## [Do this]
Copy the records that follow exactly as written, but not their pictures.

## [Data entries]
* START *

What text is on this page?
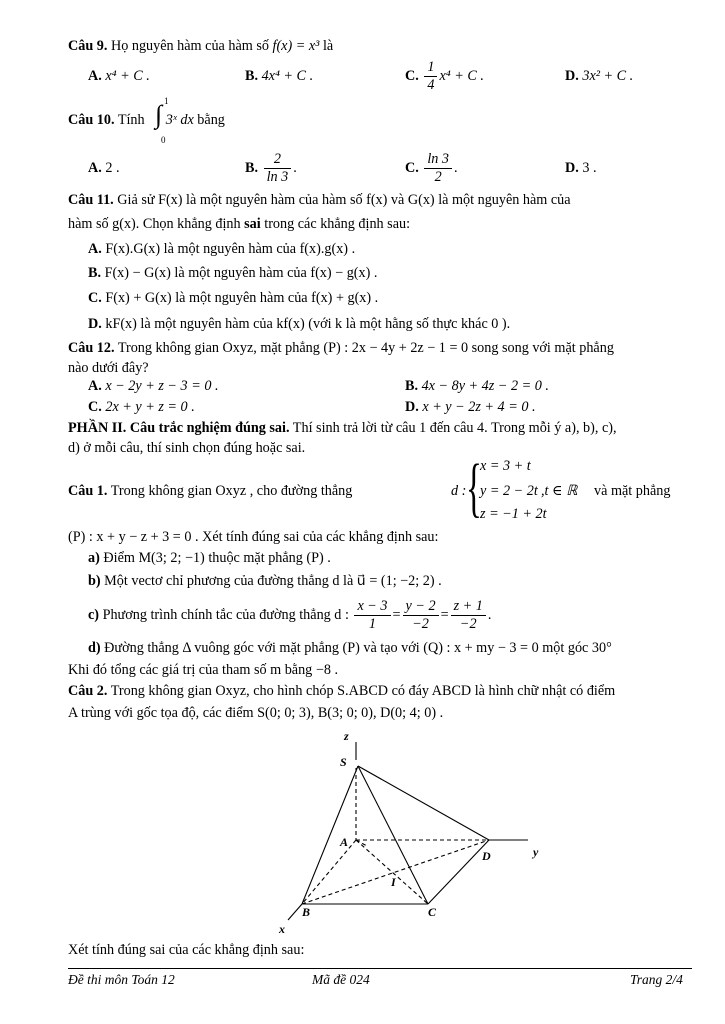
Câu 9. Họ nguyên hàm của hàm số f(x) = x³ là
A. x⁴ + C .	B. 4x⁴ + C .	C. $\frac{1}{4} x^4 + C$ .	D. 3x² + C .
Câu 10. Tính 3ˣ dx bằng
∫ 1
0
A. 2 .	B. $\frac{2}{\ln 3}$ .	C. $\frac{\ln 3}{2}$ .	D. 3 .
Câu 11. Giả sử F(x) là một nguyên hàm của hàm số f(x) và G(x) là một nguyên hàm của
hàm số g(x). Chọn khẳng định sai trong các khẳng định sau:
A. F(x).G(x) là một nguyên hàm của f(x).g(x) .
B. F(x) − G(x) là một nguyên hàm của f(x) − g(x) .
C. F(x) + G(x) là một nguyên hàm của f(x) + g(x) .
D. kF(x) là một nguyên hàm của kf(x) (với k là một hằng số thực khác 0 ).
Câu 12. Trong không gian Oxyz, mặt phẳng (P) : 2x − 4y + 2z − 1 = 0 song song với mặt phẳng
nào dưới đây?
A. x − 2y + z − 3 = 0 .	B. 4x − 8y + 4z − 2 = 0 .
C. 2x + y + z = 0 .	D. x + y − 2z + 4 = 0 .
PHẦN II. Câu trắc nghiệm đúng sai. Thí sinh trả lời từ câu 1 đến câu 4. Trong mỗi ý a), b), c),
d) ở mỗi câu, thí sinh chọn đúng hoặc sai.
Câu 1. Trong không gian Oxyz , cho đường thẳng	d : {
x = 3 + t
y = 2 − 2t
z = −1 + 2t
,t ∈ ℝ và mặt phẳng
(P) : x + y − z + 3 = 0 . Xét tính đúng sai của các khẳng định sau:
a) Điểm M(3; 2; −1) thuộc mặt phẳng (P) .
b) Một vectơ chỉ phương của đường thẳng d là u⃗ = (1; −2; 2) .
c) Phương trình chính tắc của đường thẳng d : $\frac{x - 3}{1} = \frac{y - 2}{-2} = \frac{z + 1}{-2}$ .
d) Đường thẳng Δ vuông góc với mặt phẳng (P) và tạo với (Q) : x + my − 3 = 0 một góc 30°
Khi đó tổng các giá trị của tham số m bằng −8 .
Câu 2. Trong không gian Oxyz, cho hình chóp S.ABCD có đáy ABCD là hình chữ nhật có điểm
A trùng với gốc tọa độ, các điểm S(0; 0; 3), B(3; 0; 0), D(0; 4; 0) .
z
S
A
D	y
I
B	C
x
Xét tính đúng sai của các khẳng định sau:
Đề thi môn Toán 12	Mã đề 024	Trang 2/4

* END *

## [Output of the task]
What text is on this page?
Câu 9. Họ nguyên hàm của hàm số f(x) = x³ là
A. x⁴ + C .	B. 4x⁴ + C .	C. $\frac{1}{4} x^4 + C$ .	D. 3x² + C .
Câu 10. Tính 3ˣ dx bằng
∫ 1
0
A. 2 .	B. $\frac{2}{\ln 3}$ .	C. $\frac{\ln 3}{2}$ .	D. 3 .
Câu 11. Giả sử F(x) là một nguyên hàm của hàm số f(x) và G(x) là một nguyên hàm của
hàm số g(x). Chọn khẳng định sai trong các khẳng định sau:
A. F(x).G(x) là một nguyên hàm của f(x).g(x) .
B. F(x) − G(x) là một nguyên hàm của f(x) − g(x) .
C. F(x) + G(x) là một nguyên hàm của f(x) + g(x) .
D. kF(x) là một nguyên hàm của kf(x) (với k là một hằng số thực khác 0 ).
Câu 12. Trong không gian Oxyz, mặt phẳng (P) : 2x − 4y + 2z − 1 = 0 song song với mặt phẳng
nào dưới đây?
A. x − 2y + z − 3 = 0 .	B. 4x − 8y + 4z − 2 = 0 .
C. 2x + y + z = 0 .	D. x + y − 2z + 4 = 0 .
PHẦN II. Câu trắc nghiệm đúng sai. Thí sinh trả lời từ câu 1 đến câu 4. Trong mỗi ý a), b), c),
d) ở mỗi câu, thí sinh chọn đúng hoặc sai.
Câu 1. Trong không gian Oxyz , cho đường thẳng	d : {
x = 3 + t
y = 2 − 2t
z = −1 + 2t
,t ∈ ℝ và mặt phẳng
(P) : x + y − z + 3 = 0 . Xét tính đúng sai của các khẳng định sau:
a) Điểm M(3; 2; −1) thuộc mặt phẳng (P) .
b) Một vectơ chỉ phương của đường thẳng d là u⃗ = (1; −2; 2) .
c) Phương trình chính tắc của đường thẳng d : $\frac{x - 3}{1} = \frac{y - 2}{-2} = \frac{z + 1}{-2}$ .
d) Đường thẳng Δ vuông góc với mặt phẳng (P) và tạo với (Q) : x + my − 3 = 0 một góc 30°
Khi đó tổng các giá trị của tham số m bằng −8 .
Câu 2. Trong không gian Oxyz, cho hình chóp S.ABCD có đáy ABCD là hình chữ nhật có điểm
A trùng với gốc tọa độ, các điểm S(0; 0; 3), B(3; 0; 0), D(0; 4; 0) .
z
S
A
D	y
I
B	C
x
Xét tính đúng sai của các khẳng định sau:
Đề thi môn Toán 12	Mã đề 024	Trang 2/4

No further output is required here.